Brano proposto:
Dopo aver conosciuto il D'Annunzio de “Il Piacere”, l'approccio alla lettura del romanzo breve “Giovanni Episcopo” è alquanto destabilizzante e curioso.

Si tratta di un romanzo che ha stimolato fiumi di analisi e commenti critici a causa della vicinanza contenutistica e stilistica con lavori di autori del calibro di Dostoevskij.
Ebbene per chi conoscesse lo splendido protagonista de “Memorie del sottosuolo”, ritroverà tra le pagine dannunziane molti punti di contatto, riaffioreranno ricordi precisi di quella lettura.
Se costituisce dato certo che il Giovanni Episcopo sia figlio del desiderio di D'Annunzio di sperimentare nuove strade, trascinato dal profumo letterario di un filone poderoso come quello della letteratura russa e non solo, è altrettanto certo il valore di questo romanzo ed il buon lavoro di caratterizzazione del personaggio.

Giovanni Episcopo vuole essere un lavoro letterario di introspezione psicologica, un viaggio nel cuore e nella mente di un uomo.
Cade la raffinatezza stilistica cui D'Annunzio ci ha abituato altrove, cade la grazia, il vezzo linguistico e la liricità.
Gli strumenti linguistici utilizzati su questo terreno sono meno dolci e rigogliosi, ma diretti ed incisivi perché questo la narrazione richiede.
Cade il dolce flusso narrativo della penna dell'autore per lasciare spazio al monologo-confessione del protagonista; una voce che parte da un cuore sprofondato agli inferi, una voce violentata dalle avversità della vita, una voce piegata dalla sofferenza.

Dati in ingresso:
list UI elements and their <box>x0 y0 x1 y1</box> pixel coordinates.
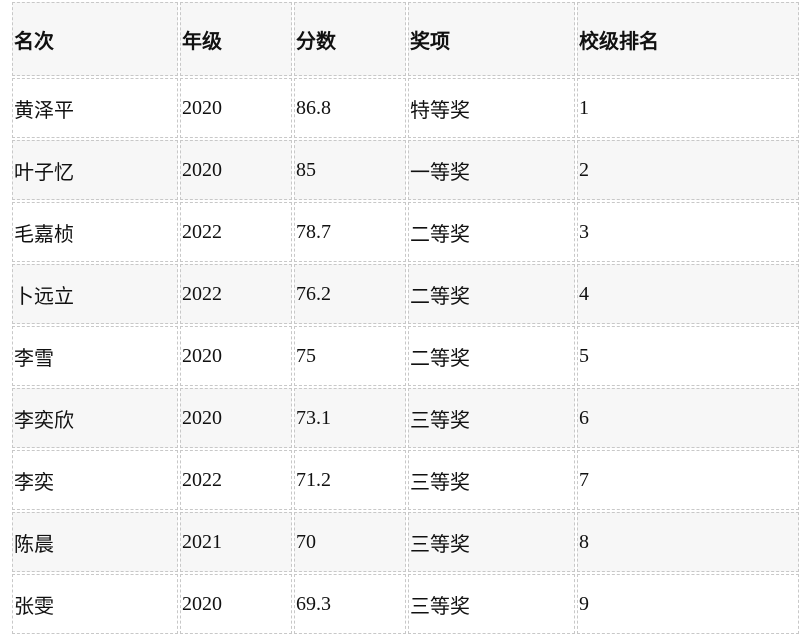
cell-school-rank: 3 <box>577 202 799 262</box>
cell-grade: 2020 <box>180 388 292 448</box>
table-row: 李奕 2022 71.2 三等奖 7 <box>12 450 799 510</box>
cell-award: 二等奖 <box>408 326 575 386</box>
header-name: 名次 <box>12 2 178 76</box>
cell-grade: 2022 <box>180 450 292 510</box>
header-award: 奖项 <box>408 2 575 76</box>
table-row: 黄泽平 2020 86.8 特等奖 1 <box>12 78 799 138</box>
cell-award: 二等奖 <box>408 202 575 262</box>
cell-award: 二等奖 <box>408 264 575 324</box>
cell-award: 三等奖 <box>408 512 575 572</box>
cell-score: 86.8 <box>294 78 406 138</box>
cell-score: 76.2 <box>294 264 406 324</box>
cell-score: 70 <box>294 512 406 572</box>
cell-score: 85 <box>294 140 406 200</box>
cell-school-rank: 2 <box>577 140 799 200</box>
cell-name: 叶子忆 <box>12 140 178 200</box>
cell-name: 黄泽平 <box>12 78 178 138</box>
cell-school-rank: 1 <box>577 78 799 138</box>
cell-name: 李雪 <box>12 326 178 386</box>
table-row: 陈晨 2021 70 三等奖 8 <box>12 512 799 572</box>
cell-score: 69.3 <box>294 574 406 634</box>
cell-school-rank: 8 <box>577 512 799 572</box>
cell-name: 卜远立 <box>12 264 178 324</box>
table-row: 张雯 2020 69.3 三等奖 9 <box>12 574 799 634</box>
cell-name: 李奕欣 <box>12 388 178 448</box>
cell-grade: 2020 <box>180 78 292 138</box>
cell-name: 张雯 <box>12 574 178 634</box>
cell-score: 73.1 <box>294 388 406 448</box>
table-row: 毛嘉桢 2022 78.7 二等奖 3 <box>12 202 799 262</box>
cell-grade: 2022 <box>180 202 292 262</box>
cell-school-rank: 9 <box>577 574 799 634</box>
cell-award: 三等奖 <box>408 388 575 448</box>
cell-award: 三等奖 <box>408 574 575 634</box>
table-row: 李奕欣 2020 73.1 三等奖 6 <box>12 388 799 448</box>
table-row: 叶子忆 2020 85 一等奖 2 <box>12 140 799 200</box>
cell-grade: 2022 <box>180 264 292 324</box>
cell-name: 李奕 <box>12 450 178 510</box>
header-row: 名次 年级 分数 奖项 校级排名 <box>12 2 799 76</box>
header-score: 分数 <box>294 2 406 76</box>
cell-grade: 2020 <box>180 140 292 200</box>
cell-school-rank: 7 <box>577 450 799 510</box>
cell-score: 75 <box>294 326 406 386</box>
cell-grade: 2020 <box>180 574 292 634</box>
cell-name: 陈晨 <box>12 512 178 572</box>
cell-name: 毛嘉桢 <box>12 202 178 262</box>
cell-award: 三等奖 <box>408 450 575 510</box>
table-row: 卜远立 2022 76.2 二等奖 4 <box>12 264 799 324</box>
cell-award: 特等奖 <box>408 78 575 138</box>
cell-grade: 2021 <box>180 512 292 572</box>
header-grade: 年级 <box>180 2 292 76</box>
cell-score: 78.7 <box>294 202 406 262</box>
ranking-table: 名次 年级 分数 奖项 校级排名 黄泽平 2020 86.8 特等奖 1 叶子忆 2020 8… <box>10 0 801 636</box>
header-school-rank: 校级排名 <box>577 2 799 76</box>
cell-school-rank: 4 <box>577 264 799 324</box>
cell-grade: 2020 <box>180 326 292 386</box>
cell-school-rank: 5 <box>577 326 799 386</box>
cell-award: 一等奖 <box>408 140 575 200</box>
table-row: 李雪 2020 75 二等奖 5 <box>12 326 799 386</box>
cell-school-rank: 6 <box>577 388 799 448</box>
cell-score: 71.2 <box>294 450 406 510</box>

Consegne:
**a.** Nei record, riscrivi le righe a partire da quella che contiene "cell-school-rank: 3 <box>577" fino a quella che contiene "header-award: 奖项 <box>408 2 575 76</box>", cambiando "cell-grade" in "cell-year" e lasciando tutto il resto invariato.
**b.** Scrivi il seguito del brano sul romanzo "Giovanni Episcopo" di D'Annunzio.
Il brano e i record non hanno alcun legame tra loro.

Risposte fornite:
**a.**
cell-school-rank: 3 <box>577 202 799 262</box>
cell-year: 2020 <box>180 388 292 448</box>
table-row: 李奕 2022 71.2 三等奖 7 <box>12 450 799 510</box>
cell-award: 二等奖 <box>408 326 575 386</box>
header-name: 名次 <box>12 2 178 76</box>
cell-year: 2022 <box>180 450 292 510</box>
header-award: 奖项 <box>408 2 575 76</box>

**b.**
Nell'arco di poche pagine è presto delineato Giovanni Episcopo, un uomo che non vive la vita ma viene vissuto da essa; incapace di prese di posizione, di slanci intellettivi e materiali.
Uomo grigio e logorato, figlio della società che lo ha partorito e che lo accoglie.
Abbandonati gli sfarzi ed il luccichio dell'aristocrazia romana, D'Annunzio ci prende per mano e ci porta ad esplorare altri strati sociali, popolati da intemperanze, prepotenze, immoralità, lascivia.
Un mondo che vive nelle taverne fumose, nei vicoli angusti, in modeste abitazioni claustrofobiche; uno spaccato di umanità che deve lavorare per vivere, che non frequenta teatri e salotti.

Le atmosfere che attraversano il romanzo sono perfettamente costruite, tanto da creare un' aria rarefatta difficile da respirare, un clima uggioso, un sole spento sia nei cuori sia sull'orizzonte di Roma.
Un lavoro dal sapore sperimentale, per mettere alla prova la penna sul fronte psicologico, dove l'espressività estetica cede il passo al rigore della voce della coscienza, ad un flusso di immagini e sentimenti spogliati da belletti e cipria.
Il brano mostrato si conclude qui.